Using the records below, please work out how many lines contain "responds"; answer with the number alone.

┌─ Provided material

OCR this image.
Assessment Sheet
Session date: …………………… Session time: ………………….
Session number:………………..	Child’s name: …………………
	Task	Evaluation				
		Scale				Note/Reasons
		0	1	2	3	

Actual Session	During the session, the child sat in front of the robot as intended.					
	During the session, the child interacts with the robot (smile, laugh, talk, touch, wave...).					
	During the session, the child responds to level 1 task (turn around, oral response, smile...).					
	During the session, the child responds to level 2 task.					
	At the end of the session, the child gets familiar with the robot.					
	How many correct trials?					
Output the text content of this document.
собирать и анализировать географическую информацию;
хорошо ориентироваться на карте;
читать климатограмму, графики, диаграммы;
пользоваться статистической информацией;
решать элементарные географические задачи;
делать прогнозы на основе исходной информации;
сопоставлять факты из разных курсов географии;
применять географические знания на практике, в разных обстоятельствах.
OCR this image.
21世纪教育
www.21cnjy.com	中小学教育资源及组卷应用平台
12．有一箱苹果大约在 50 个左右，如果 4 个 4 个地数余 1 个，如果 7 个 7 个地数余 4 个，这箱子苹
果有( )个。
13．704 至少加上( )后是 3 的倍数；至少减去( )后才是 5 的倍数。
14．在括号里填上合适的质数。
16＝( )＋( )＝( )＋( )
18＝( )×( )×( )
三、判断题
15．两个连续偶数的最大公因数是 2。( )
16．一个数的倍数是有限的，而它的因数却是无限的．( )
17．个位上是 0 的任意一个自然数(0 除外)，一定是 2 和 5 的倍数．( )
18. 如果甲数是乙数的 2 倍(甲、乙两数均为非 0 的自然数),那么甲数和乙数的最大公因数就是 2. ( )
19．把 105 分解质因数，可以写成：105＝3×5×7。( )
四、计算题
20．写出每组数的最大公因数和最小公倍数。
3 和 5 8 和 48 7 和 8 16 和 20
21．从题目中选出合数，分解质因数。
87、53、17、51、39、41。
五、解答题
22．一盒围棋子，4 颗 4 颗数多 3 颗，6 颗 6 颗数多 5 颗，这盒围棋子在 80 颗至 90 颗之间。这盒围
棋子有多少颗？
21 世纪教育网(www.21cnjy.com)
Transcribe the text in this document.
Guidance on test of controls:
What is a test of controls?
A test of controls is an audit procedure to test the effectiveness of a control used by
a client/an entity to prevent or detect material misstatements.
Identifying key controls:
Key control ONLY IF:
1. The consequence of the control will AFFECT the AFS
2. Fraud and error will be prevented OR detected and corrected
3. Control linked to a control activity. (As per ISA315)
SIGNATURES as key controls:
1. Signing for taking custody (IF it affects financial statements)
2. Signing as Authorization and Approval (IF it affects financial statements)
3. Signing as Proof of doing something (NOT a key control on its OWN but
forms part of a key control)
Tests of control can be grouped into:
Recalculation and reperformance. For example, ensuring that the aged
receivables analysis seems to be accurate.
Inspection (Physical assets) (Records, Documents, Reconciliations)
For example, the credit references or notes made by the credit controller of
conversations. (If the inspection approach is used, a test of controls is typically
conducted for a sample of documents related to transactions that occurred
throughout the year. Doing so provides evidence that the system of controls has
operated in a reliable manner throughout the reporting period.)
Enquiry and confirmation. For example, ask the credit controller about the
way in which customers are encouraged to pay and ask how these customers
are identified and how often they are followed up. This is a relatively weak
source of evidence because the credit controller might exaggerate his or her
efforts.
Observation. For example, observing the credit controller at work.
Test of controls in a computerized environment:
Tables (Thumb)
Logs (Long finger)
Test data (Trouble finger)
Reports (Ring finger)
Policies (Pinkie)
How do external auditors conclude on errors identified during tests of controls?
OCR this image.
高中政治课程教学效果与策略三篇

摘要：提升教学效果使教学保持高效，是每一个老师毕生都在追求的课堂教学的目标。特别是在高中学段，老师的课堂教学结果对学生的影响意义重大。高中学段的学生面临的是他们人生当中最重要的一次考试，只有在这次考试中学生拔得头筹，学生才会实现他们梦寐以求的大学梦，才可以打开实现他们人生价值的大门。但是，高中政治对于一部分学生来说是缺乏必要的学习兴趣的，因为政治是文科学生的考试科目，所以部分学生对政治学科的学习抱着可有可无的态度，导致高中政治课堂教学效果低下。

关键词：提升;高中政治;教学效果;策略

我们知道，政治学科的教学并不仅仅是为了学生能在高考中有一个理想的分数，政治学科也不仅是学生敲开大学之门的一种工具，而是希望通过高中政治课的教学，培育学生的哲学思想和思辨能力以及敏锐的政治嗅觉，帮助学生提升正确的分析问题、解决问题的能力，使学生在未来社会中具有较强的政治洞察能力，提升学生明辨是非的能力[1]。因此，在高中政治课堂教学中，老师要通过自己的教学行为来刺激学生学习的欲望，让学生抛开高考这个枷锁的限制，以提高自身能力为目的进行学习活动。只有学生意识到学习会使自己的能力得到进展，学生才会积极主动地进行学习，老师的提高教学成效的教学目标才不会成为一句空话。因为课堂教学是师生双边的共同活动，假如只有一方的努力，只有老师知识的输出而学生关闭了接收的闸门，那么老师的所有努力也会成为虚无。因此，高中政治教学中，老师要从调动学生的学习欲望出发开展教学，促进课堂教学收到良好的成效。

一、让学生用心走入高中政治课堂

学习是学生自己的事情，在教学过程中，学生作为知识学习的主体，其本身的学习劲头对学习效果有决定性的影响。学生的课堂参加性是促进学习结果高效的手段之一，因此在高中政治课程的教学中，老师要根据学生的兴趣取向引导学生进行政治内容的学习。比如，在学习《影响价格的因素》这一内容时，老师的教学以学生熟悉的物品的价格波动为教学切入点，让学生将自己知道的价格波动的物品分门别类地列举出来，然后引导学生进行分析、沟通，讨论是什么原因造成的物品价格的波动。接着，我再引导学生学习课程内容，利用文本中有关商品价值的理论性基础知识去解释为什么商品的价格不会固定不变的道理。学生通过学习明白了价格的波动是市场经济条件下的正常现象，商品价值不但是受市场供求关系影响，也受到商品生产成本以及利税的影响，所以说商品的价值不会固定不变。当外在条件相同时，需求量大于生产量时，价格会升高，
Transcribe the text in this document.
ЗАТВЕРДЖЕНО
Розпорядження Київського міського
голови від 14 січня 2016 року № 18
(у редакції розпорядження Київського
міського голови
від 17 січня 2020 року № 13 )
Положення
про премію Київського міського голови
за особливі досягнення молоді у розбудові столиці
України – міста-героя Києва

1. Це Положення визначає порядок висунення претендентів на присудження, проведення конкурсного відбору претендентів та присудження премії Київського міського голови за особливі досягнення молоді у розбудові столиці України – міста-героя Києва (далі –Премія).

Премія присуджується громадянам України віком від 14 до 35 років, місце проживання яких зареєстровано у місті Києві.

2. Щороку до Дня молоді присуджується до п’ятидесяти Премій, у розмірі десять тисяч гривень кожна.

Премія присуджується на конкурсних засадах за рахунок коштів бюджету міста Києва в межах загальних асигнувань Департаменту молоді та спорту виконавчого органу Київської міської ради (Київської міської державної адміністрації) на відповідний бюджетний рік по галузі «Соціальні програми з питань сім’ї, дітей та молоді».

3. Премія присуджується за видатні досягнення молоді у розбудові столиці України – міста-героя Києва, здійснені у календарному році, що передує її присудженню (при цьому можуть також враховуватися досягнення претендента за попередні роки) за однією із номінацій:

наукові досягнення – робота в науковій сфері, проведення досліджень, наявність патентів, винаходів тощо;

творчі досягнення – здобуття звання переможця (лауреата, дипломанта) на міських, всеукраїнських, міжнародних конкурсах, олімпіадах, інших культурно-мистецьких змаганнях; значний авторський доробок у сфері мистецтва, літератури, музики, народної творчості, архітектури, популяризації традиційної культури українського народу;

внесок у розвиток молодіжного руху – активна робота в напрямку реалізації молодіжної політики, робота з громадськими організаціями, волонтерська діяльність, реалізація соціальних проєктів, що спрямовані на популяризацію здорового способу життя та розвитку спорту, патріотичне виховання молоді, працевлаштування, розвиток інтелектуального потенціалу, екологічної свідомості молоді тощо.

└─

Solution to this problem
2